> [Your goal]: Reproduce the entries word for word, and omit any picture you find in them.

> [Dataset records]:
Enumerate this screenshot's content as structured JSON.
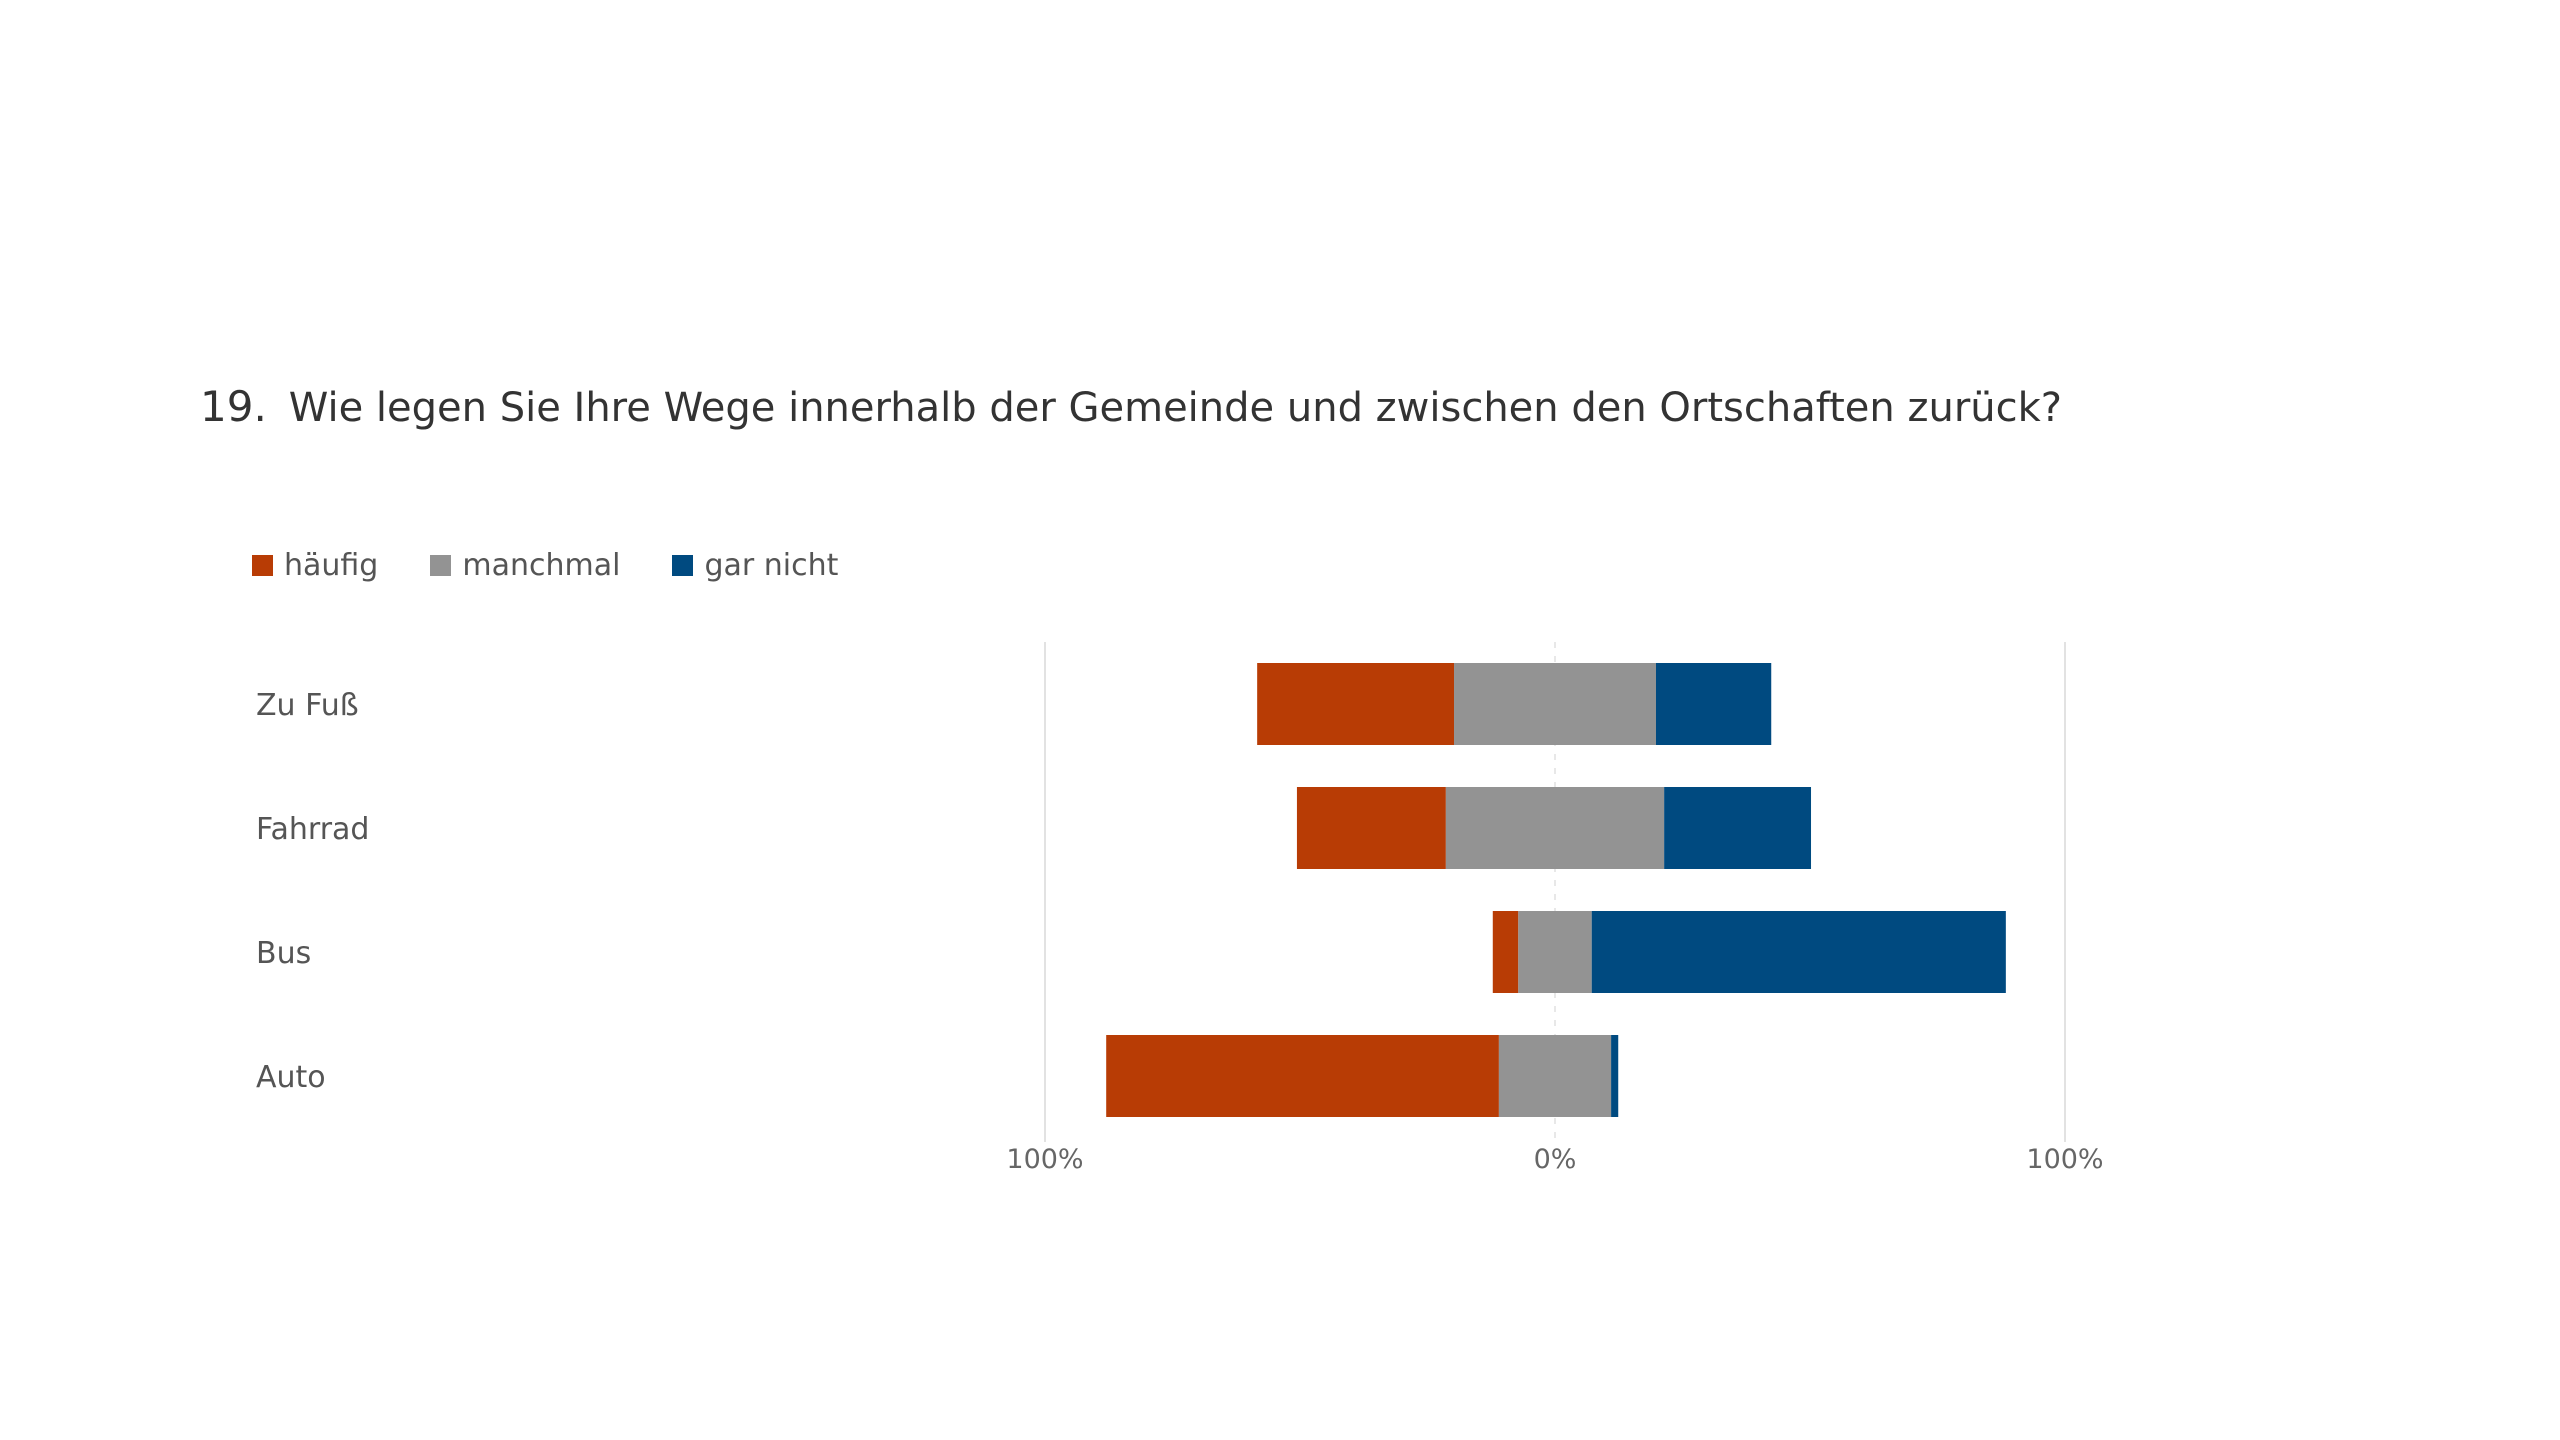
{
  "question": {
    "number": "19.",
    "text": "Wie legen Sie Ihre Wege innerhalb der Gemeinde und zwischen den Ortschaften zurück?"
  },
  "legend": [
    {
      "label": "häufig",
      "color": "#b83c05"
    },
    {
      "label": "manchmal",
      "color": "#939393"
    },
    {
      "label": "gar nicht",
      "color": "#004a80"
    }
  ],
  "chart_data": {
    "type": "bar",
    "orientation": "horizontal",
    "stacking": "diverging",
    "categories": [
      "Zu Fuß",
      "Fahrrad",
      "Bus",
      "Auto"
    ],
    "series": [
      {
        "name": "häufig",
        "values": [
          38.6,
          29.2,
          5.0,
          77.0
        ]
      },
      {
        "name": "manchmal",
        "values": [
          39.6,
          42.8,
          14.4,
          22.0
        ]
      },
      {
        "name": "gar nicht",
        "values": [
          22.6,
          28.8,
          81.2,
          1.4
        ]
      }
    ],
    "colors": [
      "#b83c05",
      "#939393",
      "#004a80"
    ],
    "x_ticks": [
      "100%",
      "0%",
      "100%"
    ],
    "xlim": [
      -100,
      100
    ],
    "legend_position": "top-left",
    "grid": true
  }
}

> [Task solution]:
Enumerate this screenshot's content as structured JSON.
{
  "question": {
    "number": "19.",
    "text": "Wie legen Sie Ihre Wege innerhalb der Gemeinde und zwischen den Ortschaften zurück?"
  },
  "legend": [
    {
      "label": "häufig",
      "color": "#b83c05"
    },
    {
      "label": "manchmal",
      "color": "#939393"
    },
    {
      "label": "gar nicht",
      "color": "#004a80"
    }
  ],
  "chart_data": {
    "type": "bar",
    "orientation": "horizontal",
    "stacking": "diverging",
    "categories": [
      "Zu Fuß",
      "Fahrrad",
      "Bus",
      "Auto"
    ],
    "series": [
      {
        "name": "häufig",
        "values": [
          38.6,
          29.2,
          5.0,
          77.0
        ]
      },
      {
        "name": "manchmal",
        "values": [
          39.6,
          42.8,
          14.4,
          22.0
        ]
      },
      {
        "name": "gar nicht",
        "values": [
          22.6,
          28.8,
          81.2,
          1.4
        ]
      }
    ],
    "colors": [
      "#b83c05",
      "#939393",
      "#004a80"
    ],
    "x_ticks": [
      "100%",
      "0%",
      "100%"
    ],
    "xlim": [
      -100,
      100
    ],
    "legend_position": "top-left",
    "grid": true
  }
}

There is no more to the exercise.